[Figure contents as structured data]

___

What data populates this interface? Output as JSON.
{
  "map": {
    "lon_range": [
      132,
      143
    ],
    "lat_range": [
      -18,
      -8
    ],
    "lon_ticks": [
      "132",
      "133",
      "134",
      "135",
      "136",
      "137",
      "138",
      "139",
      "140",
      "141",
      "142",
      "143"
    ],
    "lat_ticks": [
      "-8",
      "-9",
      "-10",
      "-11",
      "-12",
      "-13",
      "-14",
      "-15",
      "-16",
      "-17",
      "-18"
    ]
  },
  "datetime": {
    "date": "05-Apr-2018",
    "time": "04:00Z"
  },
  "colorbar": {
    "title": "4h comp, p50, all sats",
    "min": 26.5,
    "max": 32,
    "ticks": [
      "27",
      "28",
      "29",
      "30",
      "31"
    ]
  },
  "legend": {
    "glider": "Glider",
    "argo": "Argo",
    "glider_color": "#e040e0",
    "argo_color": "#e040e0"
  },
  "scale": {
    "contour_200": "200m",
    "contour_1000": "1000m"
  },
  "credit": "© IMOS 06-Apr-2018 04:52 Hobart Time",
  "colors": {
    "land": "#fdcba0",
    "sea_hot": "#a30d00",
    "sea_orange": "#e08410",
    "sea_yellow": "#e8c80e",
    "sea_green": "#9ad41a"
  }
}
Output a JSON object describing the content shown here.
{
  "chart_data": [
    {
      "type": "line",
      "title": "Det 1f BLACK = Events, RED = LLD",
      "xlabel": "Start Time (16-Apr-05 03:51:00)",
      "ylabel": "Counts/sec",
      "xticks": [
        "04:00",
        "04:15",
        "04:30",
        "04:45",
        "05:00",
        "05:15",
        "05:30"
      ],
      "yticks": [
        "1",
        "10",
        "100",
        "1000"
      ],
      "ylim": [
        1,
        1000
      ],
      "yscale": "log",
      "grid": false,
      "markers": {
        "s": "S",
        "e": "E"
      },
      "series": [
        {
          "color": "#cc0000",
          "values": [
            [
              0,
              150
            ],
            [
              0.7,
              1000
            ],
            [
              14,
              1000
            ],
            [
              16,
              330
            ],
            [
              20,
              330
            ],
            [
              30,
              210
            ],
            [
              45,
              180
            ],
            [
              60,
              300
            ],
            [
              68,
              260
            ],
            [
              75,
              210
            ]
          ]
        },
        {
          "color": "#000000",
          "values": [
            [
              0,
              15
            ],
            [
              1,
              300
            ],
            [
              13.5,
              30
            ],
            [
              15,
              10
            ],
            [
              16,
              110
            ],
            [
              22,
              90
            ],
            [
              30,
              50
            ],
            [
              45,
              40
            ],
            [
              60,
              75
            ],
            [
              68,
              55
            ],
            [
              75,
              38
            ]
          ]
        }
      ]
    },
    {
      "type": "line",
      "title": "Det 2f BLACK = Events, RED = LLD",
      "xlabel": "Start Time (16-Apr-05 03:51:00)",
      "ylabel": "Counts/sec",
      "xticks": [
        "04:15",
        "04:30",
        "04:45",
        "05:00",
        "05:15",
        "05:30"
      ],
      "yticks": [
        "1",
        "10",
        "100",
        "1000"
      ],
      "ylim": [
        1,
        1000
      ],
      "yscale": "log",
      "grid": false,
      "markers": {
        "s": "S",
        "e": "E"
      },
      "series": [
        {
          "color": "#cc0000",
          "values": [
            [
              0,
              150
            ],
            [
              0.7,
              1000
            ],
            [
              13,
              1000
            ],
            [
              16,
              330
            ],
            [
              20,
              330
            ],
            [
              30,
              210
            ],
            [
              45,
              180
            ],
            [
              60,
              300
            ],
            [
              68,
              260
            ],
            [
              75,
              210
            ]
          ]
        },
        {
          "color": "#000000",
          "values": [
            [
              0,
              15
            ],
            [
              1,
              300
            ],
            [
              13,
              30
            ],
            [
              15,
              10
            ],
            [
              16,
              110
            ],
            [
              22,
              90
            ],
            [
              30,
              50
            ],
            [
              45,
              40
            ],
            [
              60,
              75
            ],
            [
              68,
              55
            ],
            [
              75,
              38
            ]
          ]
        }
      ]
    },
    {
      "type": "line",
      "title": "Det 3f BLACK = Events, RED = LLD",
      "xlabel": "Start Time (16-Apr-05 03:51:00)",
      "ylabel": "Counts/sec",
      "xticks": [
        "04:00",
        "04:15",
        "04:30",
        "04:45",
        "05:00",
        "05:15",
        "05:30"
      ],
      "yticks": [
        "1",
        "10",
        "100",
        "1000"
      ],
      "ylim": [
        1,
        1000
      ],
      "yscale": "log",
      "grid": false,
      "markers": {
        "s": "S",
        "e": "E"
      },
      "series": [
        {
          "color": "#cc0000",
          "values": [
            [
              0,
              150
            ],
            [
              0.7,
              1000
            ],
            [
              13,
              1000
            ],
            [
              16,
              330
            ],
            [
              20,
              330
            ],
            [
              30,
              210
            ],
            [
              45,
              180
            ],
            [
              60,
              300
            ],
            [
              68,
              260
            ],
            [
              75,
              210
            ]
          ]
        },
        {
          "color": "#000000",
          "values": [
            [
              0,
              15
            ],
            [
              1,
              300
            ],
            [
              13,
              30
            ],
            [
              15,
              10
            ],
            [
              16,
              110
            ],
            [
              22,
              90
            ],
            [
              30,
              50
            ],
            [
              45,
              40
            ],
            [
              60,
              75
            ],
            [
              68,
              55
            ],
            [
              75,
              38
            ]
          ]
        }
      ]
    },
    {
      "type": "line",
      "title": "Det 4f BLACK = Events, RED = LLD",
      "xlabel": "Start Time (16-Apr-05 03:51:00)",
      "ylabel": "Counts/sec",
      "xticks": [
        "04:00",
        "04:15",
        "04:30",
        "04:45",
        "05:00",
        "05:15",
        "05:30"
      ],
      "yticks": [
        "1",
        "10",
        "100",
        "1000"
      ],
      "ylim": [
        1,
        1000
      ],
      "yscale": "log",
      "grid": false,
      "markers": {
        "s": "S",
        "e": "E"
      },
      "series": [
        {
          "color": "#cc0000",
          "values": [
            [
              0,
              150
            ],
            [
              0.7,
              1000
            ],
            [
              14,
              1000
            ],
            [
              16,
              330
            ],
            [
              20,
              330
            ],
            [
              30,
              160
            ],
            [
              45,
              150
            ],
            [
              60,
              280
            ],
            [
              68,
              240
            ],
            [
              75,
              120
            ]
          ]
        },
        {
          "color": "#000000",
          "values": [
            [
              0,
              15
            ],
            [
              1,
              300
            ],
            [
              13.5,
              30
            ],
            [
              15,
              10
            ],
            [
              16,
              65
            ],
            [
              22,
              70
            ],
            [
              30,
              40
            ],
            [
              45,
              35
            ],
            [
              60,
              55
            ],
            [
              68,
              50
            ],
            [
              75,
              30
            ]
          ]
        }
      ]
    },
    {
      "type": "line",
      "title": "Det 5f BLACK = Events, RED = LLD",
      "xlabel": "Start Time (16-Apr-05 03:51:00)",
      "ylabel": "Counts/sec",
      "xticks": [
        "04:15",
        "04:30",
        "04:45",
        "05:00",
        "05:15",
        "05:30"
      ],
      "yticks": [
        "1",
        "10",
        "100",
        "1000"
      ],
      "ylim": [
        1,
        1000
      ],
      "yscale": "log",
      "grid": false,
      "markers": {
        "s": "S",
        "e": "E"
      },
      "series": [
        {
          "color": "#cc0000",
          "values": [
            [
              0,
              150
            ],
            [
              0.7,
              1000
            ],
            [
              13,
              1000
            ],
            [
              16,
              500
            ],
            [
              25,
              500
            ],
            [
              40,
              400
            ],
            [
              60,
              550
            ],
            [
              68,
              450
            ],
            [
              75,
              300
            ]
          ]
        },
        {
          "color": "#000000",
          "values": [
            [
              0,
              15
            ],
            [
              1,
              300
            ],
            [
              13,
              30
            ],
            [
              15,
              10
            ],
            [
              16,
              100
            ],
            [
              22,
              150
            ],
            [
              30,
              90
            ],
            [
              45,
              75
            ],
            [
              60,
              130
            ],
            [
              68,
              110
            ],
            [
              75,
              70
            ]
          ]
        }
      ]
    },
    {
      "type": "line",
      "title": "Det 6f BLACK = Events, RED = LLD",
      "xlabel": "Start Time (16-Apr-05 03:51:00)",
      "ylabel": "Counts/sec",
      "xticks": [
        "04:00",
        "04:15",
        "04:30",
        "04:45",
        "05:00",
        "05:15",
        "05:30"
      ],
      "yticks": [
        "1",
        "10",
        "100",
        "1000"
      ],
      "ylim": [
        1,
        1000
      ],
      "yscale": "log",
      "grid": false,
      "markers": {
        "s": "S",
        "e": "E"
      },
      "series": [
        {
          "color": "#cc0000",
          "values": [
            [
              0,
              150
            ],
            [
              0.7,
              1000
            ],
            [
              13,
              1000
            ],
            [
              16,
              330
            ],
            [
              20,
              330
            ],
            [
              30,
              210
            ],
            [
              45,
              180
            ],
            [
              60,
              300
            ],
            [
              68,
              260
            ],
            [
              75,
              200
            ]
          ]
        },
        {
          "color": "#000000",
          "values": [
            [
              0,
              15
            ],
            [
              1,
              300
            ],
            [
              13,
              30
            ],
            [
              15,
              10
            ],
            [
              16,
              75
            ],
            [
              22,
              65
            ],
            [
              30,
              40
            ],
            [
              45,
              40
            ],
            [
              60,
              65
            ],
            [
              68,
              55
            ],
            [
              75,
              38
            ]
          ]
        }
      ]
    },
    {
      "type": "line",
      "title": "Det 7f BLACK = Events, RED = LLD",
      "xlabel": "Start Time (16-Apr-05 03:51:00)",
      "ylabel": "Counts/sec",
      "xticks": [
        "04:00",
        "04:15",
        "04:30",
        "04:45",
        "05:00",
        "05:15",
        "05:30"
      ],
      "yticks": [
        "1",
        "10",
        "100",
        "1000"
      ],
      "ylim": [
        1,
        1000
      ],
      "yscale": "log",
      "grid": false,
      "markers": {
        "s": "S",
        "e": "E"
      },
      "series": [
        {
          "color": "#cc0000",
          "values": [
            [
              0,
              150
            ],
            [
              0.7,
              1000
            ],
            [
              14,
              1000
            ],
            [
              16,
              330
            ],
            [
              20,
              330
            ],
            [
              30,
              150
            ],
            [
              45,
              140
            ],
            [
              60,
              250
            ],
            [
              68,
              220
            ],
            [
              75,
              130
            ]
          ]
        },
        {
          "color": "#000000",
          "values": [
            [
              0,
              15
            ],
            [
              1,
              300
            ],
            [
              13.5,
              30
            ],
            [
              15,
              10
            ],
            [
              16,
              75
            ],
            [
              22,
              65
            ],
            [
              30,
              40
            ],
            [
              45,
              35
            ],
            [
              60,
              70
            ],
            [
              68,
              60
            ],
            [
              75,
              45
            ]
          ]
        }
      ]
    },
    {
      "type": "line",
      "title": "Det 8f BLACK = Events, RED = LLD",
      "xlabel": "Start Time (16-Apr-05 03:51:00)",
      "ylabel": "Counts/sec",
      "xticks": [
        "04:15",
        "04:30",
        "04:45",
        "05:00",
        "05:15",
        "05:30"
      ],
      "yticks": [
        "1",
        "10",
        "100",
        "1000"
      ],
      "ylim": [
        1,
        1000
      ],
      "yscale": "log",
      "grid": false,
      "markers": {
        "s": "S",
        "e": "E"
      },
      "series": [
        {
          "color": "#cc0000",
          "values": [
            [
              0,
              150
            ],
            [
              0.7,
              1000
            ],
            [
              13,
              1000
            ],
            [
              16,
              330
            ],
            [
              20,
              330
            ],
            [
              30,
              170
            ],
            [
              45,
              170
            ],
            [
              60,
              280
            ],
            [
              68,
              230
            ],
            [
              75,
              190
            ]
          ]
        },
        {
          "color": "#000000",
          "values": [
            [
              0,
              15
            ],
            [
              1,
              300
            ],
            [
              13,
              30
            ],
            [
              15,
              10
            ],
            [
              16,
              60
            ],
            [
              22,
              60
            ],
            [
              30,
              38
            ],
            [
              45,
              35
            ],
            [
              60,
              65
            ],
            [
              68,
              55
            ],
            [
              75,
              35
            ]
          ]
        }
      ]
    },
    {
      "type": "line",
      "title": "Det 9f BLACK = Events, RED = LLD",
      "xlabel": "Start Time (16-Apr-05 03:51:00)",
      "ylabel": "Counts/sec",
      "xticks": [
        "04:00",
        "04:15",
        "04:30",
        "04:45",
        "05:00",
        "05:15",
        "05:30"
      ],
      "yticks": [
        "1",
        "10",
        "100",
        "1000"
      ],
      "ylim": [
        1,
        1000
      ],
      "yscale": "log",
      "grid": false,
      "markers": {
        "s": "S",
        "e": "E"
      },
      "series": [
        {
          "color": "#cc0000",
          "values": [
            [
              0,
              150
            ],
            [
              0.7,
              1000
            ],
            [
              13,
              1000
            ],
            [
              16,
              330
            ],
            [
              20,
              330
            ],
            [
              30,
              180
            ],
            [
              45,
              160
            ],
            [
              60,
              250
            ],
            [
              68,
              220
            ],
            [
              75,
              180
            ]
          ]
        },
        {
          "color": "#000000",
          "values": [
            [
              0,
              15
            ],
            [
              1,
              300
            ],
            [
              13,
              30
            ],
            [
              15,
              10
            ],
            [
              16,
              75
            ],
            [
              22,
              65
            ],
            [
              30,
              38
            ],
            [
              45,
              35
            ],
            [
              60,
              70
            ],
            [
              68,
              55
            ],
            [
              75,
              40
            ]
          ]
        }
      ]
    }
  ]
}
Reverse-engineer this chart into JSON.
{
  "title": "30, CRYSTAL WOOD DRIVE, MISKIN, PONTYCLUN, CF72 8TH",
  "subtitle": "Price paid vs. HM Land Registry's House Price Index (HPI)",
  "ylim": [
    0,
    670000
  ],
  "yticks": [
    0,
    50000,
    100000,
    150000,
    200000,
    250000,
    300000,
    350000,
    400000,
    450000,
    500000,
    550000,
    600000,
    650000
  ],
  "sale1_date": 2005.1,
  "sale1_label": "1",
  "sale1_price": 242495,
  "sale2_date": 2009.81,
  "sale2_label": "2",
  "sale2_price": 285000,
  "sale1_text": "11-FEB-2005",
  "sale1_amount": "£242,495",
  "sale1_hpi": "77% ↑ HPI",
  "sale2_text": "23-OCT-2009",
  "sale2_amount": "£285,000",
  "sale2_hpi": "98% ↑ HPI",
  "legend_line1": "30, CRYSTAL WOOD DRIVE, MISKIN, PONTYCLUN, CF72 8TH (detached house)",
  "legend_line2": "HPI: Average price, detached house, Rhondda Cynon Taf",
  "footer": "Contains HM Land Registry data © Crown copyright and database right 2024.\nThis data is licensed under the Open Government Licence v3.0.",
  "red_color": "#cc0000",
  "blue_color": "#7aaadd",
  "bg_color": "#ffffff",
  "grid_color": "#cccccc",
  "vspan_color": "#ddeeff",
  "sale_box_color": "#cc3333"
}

___

WHAT IS REQUIRED:
Scan the material above for the word "CRYSTAL". Copy each line where it occurs.

FINISHED TASK:
  "title": "30, CRYSTAL WOOD DRIVE, MISKIN, PONTYCLUN, CF72 8TH",
  "legend_line1": "30, CRYSTAL WOOD DRIVE, MISKIN, PONTYCLUN, CF72 8TH (detached house)",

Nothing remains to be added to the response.